- **Record extracts**:
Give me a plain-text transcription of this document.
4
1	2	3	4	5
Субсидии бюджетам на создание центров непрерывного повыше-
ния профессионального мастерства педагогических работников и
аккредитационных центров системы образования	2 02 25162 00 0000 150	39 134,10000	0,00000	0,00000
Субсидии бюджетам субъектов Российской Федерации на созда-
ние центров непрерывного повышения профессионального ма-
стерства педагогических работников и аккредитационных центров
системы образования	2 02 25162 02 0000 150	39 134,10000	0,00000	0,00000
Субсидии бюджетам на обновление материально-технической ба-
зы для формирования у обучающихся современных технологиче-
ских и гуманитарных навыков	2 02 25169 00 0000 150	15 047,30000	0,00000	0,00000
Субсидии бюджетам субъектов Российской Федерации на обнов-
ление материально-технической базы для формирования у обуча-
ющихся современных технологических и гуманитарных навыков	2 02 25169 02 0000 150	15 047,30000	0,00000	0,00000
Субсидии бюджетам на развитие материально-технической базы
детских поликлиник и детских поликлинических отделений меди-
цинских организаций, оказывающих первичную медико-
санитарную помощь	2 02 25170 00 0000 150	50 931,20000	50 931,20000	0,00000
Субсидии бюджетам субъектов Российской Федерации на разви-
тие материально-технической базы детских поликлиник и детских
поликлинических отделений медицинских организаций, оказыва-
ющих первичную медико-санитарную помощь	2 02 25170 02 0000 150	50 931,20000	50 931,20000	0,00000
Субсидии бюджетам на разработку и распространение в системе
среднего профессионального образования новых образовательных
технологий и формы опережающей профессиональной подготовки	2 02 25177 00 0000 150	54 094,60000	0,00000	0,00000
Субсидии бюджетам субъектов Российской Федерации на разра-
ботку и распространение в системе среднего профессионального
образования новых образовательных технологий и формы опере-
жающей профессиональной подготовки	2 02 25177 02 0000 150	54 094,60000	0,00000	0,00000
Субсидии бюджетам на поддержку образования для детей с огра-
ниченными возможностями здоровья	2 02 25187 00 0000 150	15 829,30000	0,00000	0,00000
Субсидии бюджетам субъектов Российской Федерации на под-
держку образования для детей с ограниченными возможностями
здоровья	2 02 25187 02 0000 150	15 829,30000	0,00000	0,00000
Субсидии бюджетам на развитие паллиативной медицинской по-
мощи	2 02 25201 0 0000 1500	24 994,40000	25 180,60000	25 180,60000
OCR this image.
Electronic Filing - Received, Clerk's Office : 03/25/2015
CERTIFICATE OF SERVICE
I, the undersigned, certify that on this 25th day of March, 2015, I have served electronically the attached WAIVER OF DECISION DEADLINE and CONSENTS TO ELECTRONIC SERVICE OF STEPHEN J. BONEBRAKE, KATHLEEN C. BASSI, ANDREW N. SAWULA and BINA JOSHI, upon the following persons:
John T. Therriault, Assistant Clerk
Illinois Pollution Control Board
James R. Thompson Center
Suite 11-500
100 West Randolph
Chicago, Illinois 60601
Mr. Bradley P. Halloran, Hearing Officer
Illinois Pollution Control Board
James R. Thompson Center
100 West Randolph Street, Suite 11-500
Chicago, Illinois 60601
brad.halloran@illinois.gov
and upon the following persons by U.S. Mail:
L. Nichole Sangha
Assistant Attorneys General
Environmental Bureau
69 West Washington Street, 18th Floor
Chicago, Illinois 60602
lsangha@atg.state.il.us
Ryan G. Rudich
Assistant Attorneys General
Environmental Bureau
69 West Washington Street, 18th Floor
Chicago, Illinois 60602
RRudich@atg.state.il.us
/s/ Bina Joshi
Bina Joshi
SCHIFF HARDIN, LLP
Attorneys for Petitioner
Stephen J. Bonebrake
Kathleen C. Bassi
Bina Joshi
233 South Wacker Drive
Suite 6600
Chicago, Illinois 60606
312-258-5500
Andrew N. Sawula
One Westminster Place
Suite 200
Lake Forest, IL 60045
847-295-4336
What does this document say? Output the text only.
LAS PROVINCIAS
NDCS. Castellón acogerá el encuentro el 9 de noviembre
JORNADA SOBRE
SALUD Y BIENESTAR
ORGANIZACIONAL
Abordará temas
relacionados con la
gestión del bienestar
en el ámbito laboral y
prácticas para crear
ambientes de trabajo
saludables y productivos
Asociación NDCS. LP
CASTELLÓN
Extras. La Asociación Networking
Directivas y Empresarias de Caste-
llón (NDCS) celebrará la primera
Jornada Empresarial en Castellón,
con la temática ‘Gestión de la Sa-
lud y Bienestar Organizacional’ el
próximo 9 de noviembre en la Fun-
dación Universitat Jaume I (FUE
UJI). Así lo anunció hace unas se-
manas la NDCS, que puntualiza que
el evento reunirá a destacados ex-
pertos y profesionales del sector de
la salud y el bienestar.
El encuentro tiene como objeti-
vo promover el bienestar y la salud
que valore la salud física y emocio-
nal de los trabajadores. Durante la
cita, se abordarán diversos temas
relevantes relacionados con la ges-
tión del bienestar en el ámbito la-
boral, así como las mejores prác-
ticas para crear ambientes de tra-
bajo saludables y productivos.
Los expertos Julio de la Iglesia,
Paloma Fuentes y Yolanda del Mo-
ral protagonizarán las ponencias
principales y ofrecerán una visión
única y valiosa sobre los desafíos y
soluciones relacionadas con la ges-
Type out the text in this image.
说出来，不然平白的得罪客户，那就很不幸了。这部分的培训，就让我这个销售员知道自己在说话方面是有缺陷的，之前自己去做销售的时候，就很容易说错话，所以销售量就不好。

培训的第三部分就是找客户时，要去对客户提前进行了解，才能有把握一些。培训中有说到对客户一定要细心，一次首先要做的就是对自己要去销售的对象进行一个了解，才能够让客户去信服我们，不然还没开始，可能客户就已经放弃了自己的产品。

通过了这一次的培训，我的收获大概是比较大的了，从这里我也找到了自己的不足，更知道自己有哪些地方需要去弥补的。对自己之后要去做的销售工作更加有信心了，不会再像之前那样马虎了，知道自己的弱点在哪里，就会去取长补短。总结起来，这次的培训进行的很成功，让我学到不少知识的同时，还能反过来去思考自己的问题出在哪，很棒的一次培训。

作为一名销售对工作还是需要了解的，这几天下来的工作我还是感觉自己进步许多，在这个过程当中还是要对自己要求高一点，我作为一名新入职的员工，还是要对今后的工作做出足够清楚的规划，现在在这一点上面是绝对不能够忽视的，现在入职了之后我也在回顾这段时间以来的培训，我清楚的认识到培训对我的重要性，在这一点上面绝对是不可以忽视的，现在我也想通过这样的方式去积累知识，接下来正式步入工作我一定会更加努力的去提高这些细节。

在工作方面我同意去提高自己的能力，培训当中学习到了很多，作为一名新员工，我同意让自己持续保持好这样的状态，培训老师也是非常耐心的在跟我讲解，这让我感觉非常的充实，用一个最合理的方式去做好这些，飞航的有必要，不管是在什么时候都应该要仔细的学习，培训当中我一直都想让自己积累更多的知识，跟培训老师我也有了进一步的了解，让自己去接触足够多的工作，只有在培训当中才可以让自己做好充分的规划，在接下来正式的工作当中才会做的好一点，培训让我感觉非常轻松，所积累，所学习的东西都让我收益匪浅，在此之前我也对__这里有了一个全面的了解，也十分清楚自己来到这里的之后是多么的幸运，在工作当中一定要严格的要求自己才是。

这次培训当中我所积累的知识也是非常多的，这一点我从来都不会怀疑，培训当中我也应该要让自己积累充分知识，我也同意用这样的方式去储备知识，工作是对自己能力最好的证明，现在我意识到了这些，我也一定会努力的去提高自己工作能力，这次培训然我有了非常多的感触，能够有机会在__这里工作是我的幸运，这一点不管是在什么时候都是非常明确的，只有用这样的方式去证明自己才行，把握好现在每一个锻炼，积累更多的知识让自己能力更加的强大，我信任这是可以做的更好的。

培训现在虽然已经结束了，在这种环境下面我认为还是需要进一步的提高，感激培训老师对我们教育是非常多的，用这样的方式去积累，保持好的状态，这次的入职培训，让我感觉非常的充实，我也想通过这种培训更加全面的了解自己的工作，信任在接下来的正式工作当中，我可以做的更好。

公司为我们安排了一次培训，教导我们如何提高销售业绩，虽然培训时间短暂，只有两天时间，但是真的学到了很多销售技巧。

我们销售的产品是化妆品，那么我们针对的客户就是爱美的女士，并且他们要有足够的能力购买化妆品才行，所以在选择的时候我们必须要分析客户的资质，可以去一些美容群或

- **Description of the task**: List all lines where "системе" occurs.

- **The reply**:
Субсидии бюджетам на разработку и распространение в системе
ботку и распространение в системе среднего профессионального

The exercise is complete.